* [Set problem]: Sort through the entries below and pull out lines containing the word "Point".

* [Given data]:
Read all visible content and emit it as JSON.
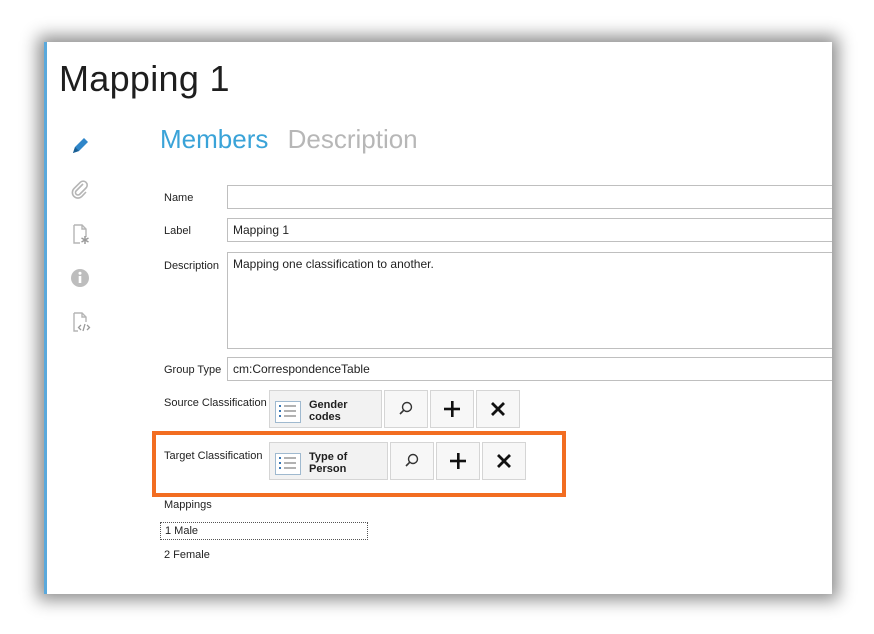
{
  "page": {
    "title": "Mapping 1"
  },
  "sidebar": {
    "icons": [
      "pencil-icon",
      "paperclip-icon",
      "document-star-icon",
      "info-icon",
      "document-code-icon"
    ],
    "accent": "#3a8fd0"
  },
  "tabs": [
    {
      "label": "Members",
      "active": true
    },
    {
      "label": "Description",
      "active": false
    }
  ],
  "form": {
    "name": {
      "label": "Name",
      "value": ""
    },
    "label": {
      "label": "Label",
      "value": "Mapping 1"
    },
    "description": {
      "label": "Description",
      "value": "Mapping one classification to another."
    },
    "group_type": {
      "label": "Group Type",
      "value": "cm:CorrespondenceTable"
    },
    "source_classification": {
      "label": "Source Classification",
      "value": "Gender codes"
    },
    "target_classification": {
      "label": "Target Classification",
      "value": "Type of Person"
    },
    "mappings": {
      "label": "Mappings",
      "items": [
        "1 Male",
        "2 Female"
      ]
    }
  },
  "colors": {
    "tab_active": "#3aa3d8",
    "tab_inactive": "#b7b7b7",
    "highlight": "#f26d21"
  }
}
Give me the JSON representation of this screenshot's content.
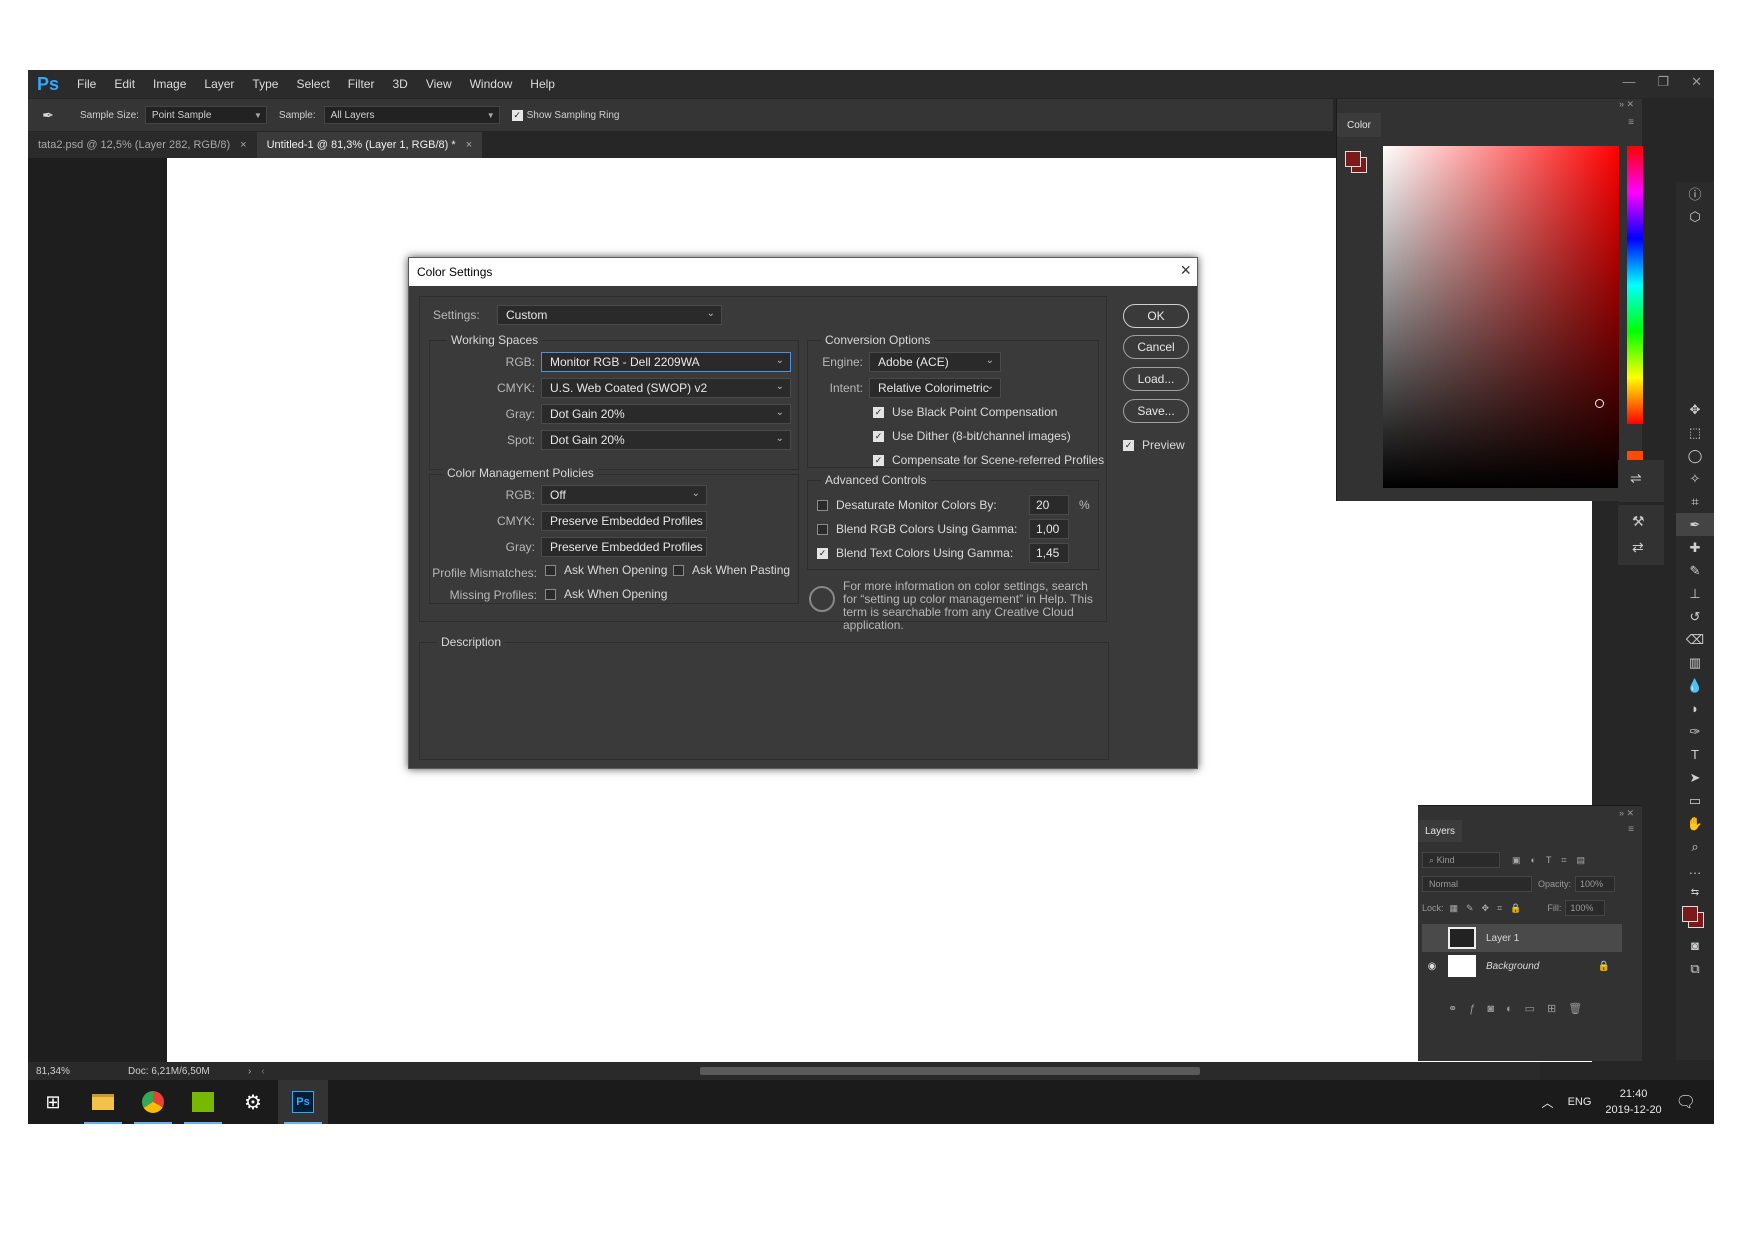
{
  "app": {
    "logo": "Ps",
    "menu": [
      "File",
      "Edit",
      "Image",
      "Layer",
      "Type",
      "Select",
      "Filter",
      "3D",
      "View",
      "Window",
      "Help"
    ],
    "window_controls": [
      "—",
      "❐",
      "✕"
    ]
  },
  "options_bar": {
    "sample_size_label": "Sample Size:",
    "sample_size_value": "Point Sample",
    "sample_label": "Sample:",
    "sample_value": "All Layers",
    "show_sampling_ring_label": "Show Sampling Ring",
    "show_sampling_ring_checked": true
  },
  "tabs": [
    {
      "label": "tata2.psd @ 12,5% (Layer 282, RGB/8)",
      "active": false
    },
    {
      "label": "Untitled-1 @ 81,3% (Layer 1, RGB/8) *",
      "active": true
    }
  ],
  "status_bar": {
    "zoom": "81,34%",
    "doc": "Doc: 6,21M/6,50M"
  },
  "color_panel": {
    "tab": "Color",
    "foreground": "#7a1a1a"
  },
  "layers_panel": {
    "tab": "Layers",
    "filter_placeholder": "Kind",
    "blend_mode": "Normal",
    "opacity_label": "Opacity:",
    "opacity_value": "100%",
    "lock_label": "Lock:",
    "fill_label": "Fill:",
    "fill_value": "100%",
    "layers": [
      {
        "name": "Layer 1",
        "visible": false,
        "selected": true
      },
      {
        "name": "Background",
        "visible": true,
        "locked": true
      }
    ]
  },
  "dialog": {
    "title": "Color Settings",
    "settings_label": "Settings:",
    "settings_value": "Custom",
    "working_spaces": {
      "title": "Working Spaces",
      "rgb_label": "RGB:",
      "rgb_value": "Monitor RGB - Dell 2209WA",
      "cmyk_label": "CMYK:",
      "cmyk_value": "U.S. Web Coated (SWOP) v2",
      "gray_label": "Gray:",
      "gray_value": "Dot Gain 20%",
      "spot_label": "Spot:",
      "spot_value": "Dot Gain 20%"
    },
    "policies": {
      "title": "Color Management Policies",
      "rgb_label": "RGB:",
      "rgb_value": "Off",
      "cmyk_label": "CMYK:",
      "cmyk_value": "Preserve Embedded Profiles",
      "gray_label": "Gray:",
      "gray_value": "Preserve Embedded Profiles",
      "mismatch_label": "Profile Mismatches:",
      "ask_opening": "Ask When Opening",
      "ask_pasting": "Ask When Pasting",
      "missing_label": "Missing Profiles:",
      "missing_ask_opening": "Ask When Opening"
    },
    "conversion": {
      "title": "Conversion Options",
      "engine_label": "Engine:",
      "engine_value": "Adobe (ACE)",
      "intent_label": "Intent:",
      "intent_value": "Relative Colorimetric",
      "black_point": "Use Black Point Compensation",
      "dither": "Use Dither (8-bit/channel images)",
      "scene_referred": "Compensate for Scene-referred Profiles"
    },
    "advanced": {
      "title": "Advanced Controls",
      "desaturate_label": "Desaturate Monitor Colors By:",
      "desaturate_value": "20",
      "desaturate_unit": "%",
      "blend_rgb_label": "Blend RGB Colors Using Gamma:",
      "blend_rgb_value": "1,00",
      "blend_text_label": "Blend Text Colors Using Gamma:",
      "blend_text_value": "1,45"
    },
    "info_text": "For more information on color settings, search for “setting up color management” in Help. This term is searchable from any Creative Cloud application.",
    "description_title": "Description",
    "buttons": {
      "ok": "OK",
      "cancel": "Cancel",
      "load": "Load...",
      "save": "Save...",
      "preview": "Preview"
    }
  },
  "taskbar": {
    "lang": "ENG",
    "time": "21:40",
    "date": "2019-12-20"
  }
}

* [Answer]:
    "sample_size_value": "Point Sample",
      "black_point": "Use Black Point Compensation",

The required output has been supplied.